## Excerpted data:
━━━━━━━━━━━━━━━━━━━━━━━━━━━━━━

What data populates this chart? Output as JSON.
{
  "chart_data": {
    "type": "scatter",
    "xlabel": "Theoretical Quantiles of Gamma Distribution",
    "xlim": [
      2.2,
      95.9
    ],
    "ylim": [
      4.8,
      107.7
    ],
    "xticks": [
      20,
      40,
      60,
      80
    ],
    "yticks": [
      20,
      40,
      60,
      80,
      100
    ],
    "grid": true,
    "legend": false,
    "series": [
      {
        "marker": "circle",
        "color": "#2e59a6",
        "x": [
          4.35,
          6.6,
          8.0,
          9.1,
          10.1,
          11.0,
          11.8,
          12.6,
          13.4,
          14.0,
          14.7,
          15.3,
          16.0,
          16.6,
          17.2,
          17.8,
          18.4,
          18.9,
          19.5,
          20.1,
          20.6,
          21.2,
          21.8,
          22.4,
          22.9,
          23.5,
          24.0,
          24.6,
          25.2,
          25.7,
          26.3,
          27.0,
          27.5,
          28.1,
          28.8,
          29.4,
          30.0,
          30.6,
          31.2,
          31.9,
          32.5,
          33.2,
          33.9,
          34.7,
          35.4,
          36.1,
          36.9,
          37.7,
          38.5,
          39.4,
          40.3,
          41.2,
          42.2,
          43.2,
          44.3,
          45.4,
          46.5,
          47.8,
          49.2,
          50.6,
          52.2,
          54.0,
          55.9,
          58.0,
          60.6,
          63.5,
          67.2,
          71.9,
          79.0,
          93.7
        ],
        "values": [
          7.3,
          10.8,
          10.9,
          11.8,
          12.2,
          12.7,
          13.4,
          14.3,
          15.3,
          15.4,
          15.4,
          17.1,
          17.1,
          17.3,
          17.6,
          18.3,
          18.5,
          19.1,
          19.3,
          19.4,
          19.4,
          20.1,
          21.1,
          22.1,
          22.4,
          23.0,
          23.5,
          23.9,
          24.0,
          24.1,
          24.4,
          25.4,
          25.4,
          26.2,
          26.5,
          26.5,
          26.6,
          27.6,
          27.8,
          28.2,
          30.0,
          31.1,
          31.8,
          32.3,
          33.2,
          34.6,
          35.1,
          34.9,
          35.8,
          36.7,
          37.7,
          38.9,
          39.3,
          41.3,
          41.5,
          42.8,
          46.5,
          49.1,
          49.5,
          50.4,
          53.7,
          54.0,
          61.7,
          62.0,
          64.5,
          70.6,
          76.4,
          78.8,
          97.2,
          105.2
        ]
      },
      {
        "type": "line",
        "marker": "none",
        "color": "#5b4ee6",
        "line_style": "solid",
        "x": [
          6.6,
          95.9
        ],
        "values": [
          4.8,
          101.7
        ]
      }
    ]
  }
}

━━━━━━━━━━━━━━━━━━━━━━━━━━━━━━

## To be done:
Reproduce the material above, every line of it, exactly.

## Task result:
What data populates this chart? Output as JSON.
{
  "chart_data": {
    "type": "scatter",
    "xlabel": "Theoretical Quantiles of Gamma Distribution",
    "xlim": [
      2.2,
      95.9
    ],
    "ylim": [
      4.8,
      107.7
    ],
    "xticks": [
      20,
      40,
      60,
      80
    ],
    "yticks": [
      20,
      40,
      60,
      80,
      100
    ],
    "grid": true,
    "legend": false,
    "series": [
      {
        "marker": "circle",
        "color": "#2e59a6",
        "x": [
          4.35,
          6.6,
          8.0,
          9.1,
          10.1,
          11.0,
          11.8,
          12.6,
          13.4,
          14.0,
          14.7,
          15.3,
          16.0,
          16.6,
          17.2,
          17.8,
          18.4,
          18.9,
          19.5,
          20.1,
          20.6,
          21.2,
          21.8,
          22.4,
          22.9,
          23.5,
          24.0,
          24.6,
          25.2,
          25.7,
          26.3,
          27.0,
          27.5,
          28.1,
          28.8,
          29.4,
          30.0,
          30.6,
          31.2,
          31.9,
          32.5,
          33.2,
          33.9,
          34.7,
          35.4,
          36.1,
          36.9,
          37.7,
          38.5,
          39.4,
          40.3,
          41.2,
          42.2,
          43.2,
          44.3,
          45.4,
          46.5,
          47.8,
          49.2,
          50.6,
          52.2,
          54.0,
          55.9,
          58.0,
          60.6,
          63.5,
          67.2,
          71.9,
          79.0,
          93.7
        ],
        "values": [
          7.3,
          10.8,
          10.9,
          11.8,
          12.2,
          12.7,
          13.4,
          14.3,
          15.3,
          15.4,
          15.4,
          17.1,
          17.1,
          17.3,
          17.6,
          18.3,
          18.5,
          19.1,
          19.3,
          19.4,
          19.4,
          20.1,
          21.1,
          22.1,
          22.4,
          23.0,
          23.5,
          23.9,
          24.0,
          24.1,
          24.4,
          25.4,
          25.4,
          26.2,
          26.5,
          26.5,
          26.6,
          27.6,
          27.8,
          28.2,
          30.0,
          31.1,
          31.8,
          32.3,
          33.2,
          34.6,
          35.1,
          34.9,
          35.8,
          36.7,
          37.7,
          38.9,
          39.3,
          41.3,
          41.5,
          42.8,
          46.5,
          49.1,
          49.5,
          50.4,
          53.7,
          54.0,
          61.7,
          62.0,
          64.5,
          70.6,
          76.4,
          78.8,
          97.2,
          105.2
        ]
      },
      {
        "type": "line",
        "marker": "none",
        "color": "#5b4ee6",
        "line_style": "solid",
        "x": [
          6.6,
          95.9
        ],
        "values": [
          4.8,
          101.7
        ]
      }
    ]
  }
}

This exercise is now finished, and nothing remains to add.